PROBLEM STATEMENT - Copy every record below exactly.

---------- DATASET EXTRACT ----------

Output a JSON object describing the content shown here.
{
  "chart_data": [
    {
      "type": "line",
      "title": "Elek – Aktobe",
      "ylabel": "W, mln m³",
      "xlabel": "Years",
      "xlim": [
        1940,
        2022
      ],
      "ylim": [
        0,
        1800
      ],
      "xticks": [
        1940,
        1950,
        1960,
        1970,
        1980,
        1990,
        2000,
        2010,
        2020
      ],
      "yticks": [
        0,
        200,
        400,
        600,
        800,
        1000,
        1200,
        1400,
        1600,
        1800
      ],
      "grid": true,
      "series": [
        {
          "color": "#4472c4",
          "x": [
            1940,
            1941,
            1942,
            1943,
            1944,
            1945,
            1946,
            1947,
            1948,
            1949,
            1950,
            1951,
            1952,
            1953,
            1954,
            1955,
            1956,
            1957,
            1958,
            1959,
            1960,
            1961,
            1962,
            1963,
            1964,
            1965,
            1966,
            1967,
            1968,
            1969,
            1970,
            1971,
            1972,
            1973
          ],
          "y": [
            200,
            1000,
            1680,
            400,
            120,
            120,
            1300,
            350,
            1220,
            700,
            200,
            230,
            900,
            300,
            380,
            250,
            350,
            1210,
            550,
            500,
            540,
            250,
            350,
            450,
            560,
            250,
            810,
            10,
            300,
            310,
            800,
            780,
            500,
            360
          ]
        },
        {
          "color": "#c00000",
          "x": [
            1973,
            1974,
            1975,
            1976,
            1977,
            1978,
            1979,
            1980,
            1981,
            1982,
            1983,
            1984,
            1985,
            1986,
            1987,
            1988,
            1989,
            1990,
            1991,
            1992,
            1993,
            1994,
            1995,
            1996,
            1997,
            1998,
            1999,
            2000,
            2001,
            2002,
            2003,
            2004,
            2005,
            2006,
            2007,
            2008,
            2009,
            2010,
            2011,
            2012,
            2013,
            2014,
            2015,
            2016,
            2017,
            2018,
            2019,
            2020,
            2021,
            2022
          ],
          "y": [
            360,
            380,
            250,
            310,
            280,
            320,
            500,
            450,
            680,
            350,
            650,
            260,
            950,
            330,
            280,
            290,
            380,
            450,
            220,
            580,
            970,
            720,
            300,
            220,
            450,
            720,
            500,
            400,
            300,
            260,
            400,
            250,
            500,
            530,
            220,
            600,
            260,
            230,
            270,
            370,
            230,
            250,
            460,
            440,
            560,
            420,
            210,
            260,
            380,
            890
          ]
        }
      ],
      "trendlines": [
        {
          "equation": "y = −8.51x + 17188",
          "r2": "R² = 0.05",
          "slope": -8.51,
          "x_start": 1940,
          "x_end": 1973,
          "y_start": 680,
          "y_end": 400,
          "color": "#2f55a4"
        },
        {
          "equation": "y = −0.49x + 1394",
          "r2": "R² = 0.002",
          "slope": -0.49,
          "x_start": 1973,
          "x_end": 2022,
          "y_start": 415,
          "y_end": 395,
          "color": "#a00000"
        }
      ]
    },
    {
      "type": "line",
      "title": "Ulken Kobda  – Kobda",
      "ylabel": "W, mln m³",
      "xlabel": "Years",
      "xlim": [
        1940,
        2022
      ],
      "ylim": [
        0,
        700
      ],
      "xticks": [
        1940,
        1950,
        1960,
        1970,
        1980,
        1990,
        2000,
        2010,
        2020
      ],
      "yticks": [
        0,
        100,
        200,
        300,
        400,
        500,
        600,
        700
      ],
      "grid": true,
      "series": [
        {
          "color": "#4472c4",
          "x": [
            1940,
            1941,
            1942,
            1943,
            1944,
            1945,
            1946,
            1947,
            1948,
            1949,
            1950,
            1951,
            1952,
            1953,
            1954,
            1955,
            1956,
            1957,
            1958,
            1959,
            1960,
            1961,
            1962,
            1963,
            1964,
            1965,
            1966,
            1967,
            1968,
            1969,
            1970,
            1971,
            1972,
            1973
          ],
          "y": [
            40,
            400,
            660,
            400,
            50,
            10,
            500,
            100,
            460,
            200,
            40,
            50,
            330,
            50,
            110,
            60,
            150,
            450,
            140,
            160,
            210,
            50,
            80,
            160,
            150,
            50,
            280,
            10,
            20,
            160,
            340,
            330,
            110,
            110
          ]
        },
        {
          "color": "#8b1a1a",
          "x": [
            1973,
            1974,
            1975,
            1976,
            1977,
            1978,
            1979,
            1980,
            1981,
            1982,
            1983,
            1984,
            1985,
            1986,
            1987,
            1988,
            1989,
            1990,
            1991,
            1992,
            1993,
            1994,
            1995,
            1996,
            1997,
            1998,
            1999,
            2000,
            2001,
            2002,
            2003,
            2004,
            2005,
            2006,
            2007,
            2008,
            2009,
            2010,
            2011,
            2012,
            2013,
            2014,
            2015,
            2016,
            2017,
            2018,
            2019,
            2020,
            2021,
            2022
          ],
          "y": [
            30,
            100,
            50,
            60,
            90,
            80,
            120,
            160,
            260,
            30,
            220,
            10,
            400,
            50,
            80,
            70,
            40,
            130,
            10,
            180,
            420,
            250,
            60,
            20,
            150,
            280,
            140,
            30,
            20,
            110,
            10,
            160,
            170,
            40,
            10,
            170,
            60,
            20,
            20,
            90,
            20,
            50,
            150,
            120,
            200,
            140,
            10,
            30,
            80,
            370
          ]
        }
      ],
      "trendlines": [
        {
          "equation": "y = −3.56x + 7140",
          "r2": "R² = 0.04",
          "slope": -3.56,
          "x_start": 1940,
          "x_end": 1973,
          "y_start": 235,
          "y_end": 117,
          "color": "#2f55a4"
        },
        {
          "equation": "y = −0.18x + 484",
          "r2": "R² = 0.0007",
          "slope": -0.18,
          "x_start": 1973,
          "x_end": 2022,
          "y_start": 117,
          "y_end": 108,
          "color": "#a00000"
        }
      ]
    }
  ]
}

----------

TASK RESPONSE -
Output a JSON object describing the content shown here.
{
  "chart_data": [
    {
      "type": "line",
      "title": "Elek – Aktobe",
      "ylabel": "W, mln m³",
      "xlabel": "Years",
      "xlim": [
        1940,
        2022
      ],
      "ylim": [
        0,
        1800
      ],
      "xticks": [
        1940,
        1950,
        1960,
        1970,
        1980,
        1990,
        2000,
        2010,
        2020
      ],
      "yticks": [
        0,
        200,
        400,
        600,
        800,
        1000,
        1200,
        1400,
        1600,
        1800
      ],
      "grid": true,
      "series": [
        {
          "color": "#4472c4",
          "x": [
            1940,
            1941,
            1942,
            1943,
            1944,
            1945,
            1946,
            1947,
            1948,
            1949,
            1950,
            1951,
            1952,
            1953,
            1954,
            1955,
            1956,
            1957,
            1958,
            1959,
            1960,
            1961,
            1962,
            1963,
            1964,
            1965,
            1966,
            1967,
            1968,
            1969,
            1970,
            1971,
            1972,
            1973
          ],
          "y": [
            200,
            1000,
            1680,
            400,
            120,
            120,
            1300,
            350,
            1220,
            700,
            200,
            230,
            900,
            300,
            380,
            250,
            350,
            1210,
            550,
            500,
            540,
            250,
            350,
            450,
            560,
            250,
            810,
            10,
            300,
            310,
            800,
            780,
            500,
            360
          ]
        },
        {
          "color": "#c00000",
          "x": [
            1973,
            1974,
            1975,
            1976,
            1977,
            1978,
            1979,
            1980,
            1981,
            1982,
            1983,
            1984,
            1985,
            1986,
            1987,
            1988,
            1989,
            1990,
            1991,
            1992,
            1993,
            1994,
            1995,
            1996,
            1997,
            1998,
            1999,
            2000,
            2001,
            2002,
            2003,
            2004,
            2005,
            2006,
            2007,
            2008,
            2009,
            2010,
            2011,
            2012,
            2013,
            2014,
            2015,
            2016,
            2017,
            2018,
            2019,
            2020,
            2021,
            2022
          ],
          "y": [
            360,
            380,
            250,
            310,
            280,
            320,
            500,
            450,
            680,
            350,
            650,
            260,
            950,
            330,
            280,
            290,
            380,
            450,
            220,
            580,
            970,
            720,
            300,
            220,
            450,
            720,
            500,
            400,
            300,
            260,
            400,
            250,
            500,
            530,
            220,
            600,
            260,
            230,
            270,
            370,
            230,
            250,
            460,
            440,
            560,
            420,
            210,
            260,
            380,
            890
          ]
        }
      ],
      "trendlines": [
        {
          "equation": "y = −8.51x + 17188",
          "r2": "R² = 0.05",
          "slope": -8.51,
          "x_start": 1940,
          "x_end": 1973,
          "y_start": 680,
          "y_end": 400,
          "color": "#2f55a4"
        },
        {
          "equation": "y = −0.49x + 1394",
          "r2": "R² = 0.002",
          "slope": -0.49,
          "x_start": 1973,
          "x_end": 2022,
          "y_start": 415,
          "y_end": 395,
          "color": "#a00000"
        }
      ]
    },
    {
      "type": "line",
      "title": "Ulken Kobda  – Kobda",
      "ylabel": "W, mln m³",
      "xlabel": "Years",
      "xlim": [
        1940,
        2022
      ],
      "ylim": [
        0,
        700
      ],
      "xticks": [
        1940,
        1950,
        1960,
        1970,
        1980,
        1990,
        2000,
        2010,
        2020
      ],
      "yticks": [
        0,
        100,
        200,
        300,
        400,
        500,
        600,
        700
      ],
      "grid": true,
      "series": [
        {
          "color": "#4472c4",
          "x": [
            1940,
            1941,
            1942,
            1943,
            1944,
            1945,
            1946,
            1947,
            1948,
            1949,
            1950,
            1951,
            1952,
            1953,
            1954,
            1955,
            1956,
            1957,
            1958,
            1959,
            1960,
            1961,
            1962,
            1963,
            1964,
            1965,
            1966,
            1967,
            1968,
            1969,
            1970,
            1971,
            1972,
            1973
          ],
          "y": [
            40,
            400,
            660,
            400,
            50,
            10,
            500,
            100,
            460,
            200,
            40,
            50,
            330,
            50,
            110,
            60,
            150,
            450,
            140,
            160,
            210,
            50,
            80,
            160,
            150,
            50,
            280,
            10,
            20,
            160,
            340,
            330,
            110,
            110
          ]
        },
        {
          "color": "#8b1a1a",
          "x": [
            1973,
            1974,
            1975,
            1976,
            1977,
            1978,
            1979,
            1980,
            1981,
            1982,
            1983,
            1984,
            1985,
            1986,
            1987,
            1988,
            1989,
            1990,
            1991,
            1992,
            1993,
            1994,
            1995,
            1996,
            1997,
            1998,
            1999,
            2000,
            2001,
            2002,
            2003,
            2004,
            2005,
            2006,
            2007,
            2008,
            2009,
            2010,
            2011,
            2012,
            2013,
            2014,
            2015,
            2016,
            2017,
            2018,
            2019,
            2020,
            2021,
            2022
          ],
          "y": [
            30,
            100,
            50,
            60,
            90,
            80,
            120,
            160,
            260,
            30,
            220,
            10,
            400,
            50,
            80,
            70,
            40,
            130,
            10,
            180,
            420,
            250,
            60,
            20,
            150,
            280,
            140,
            30,
            20,
            110,
            10,
            160,
            170,
            40,
            10,
            170,
            60,
            20,
            20,
            90,
            20,
            50,
            150,
            120,
            200,
            140,
            10,
            30,
            80,
            370
          ]
        }
      ],
      "trendlines": [
        {
          "equation": "y = −3.56x + 7140",
          "r2": "R² = 0.04",
          "slope": -3.56,
          "x_start": 1940,
          "x_end": 1973,
          "y_start": 235,
          "y_end": 117,
          "color": "#2f55a4"
        },
        {
          "equation": "y = −0.18x + 484",
          "r2": "R² = 0.0007",
          "slope": -0.18,
          "x_start": 1973,
          "x_end": 2022,
          "y_start": 117,
          "y_end": 108,
          "color": "#a00000"
        }
      ]
    }
  ]
}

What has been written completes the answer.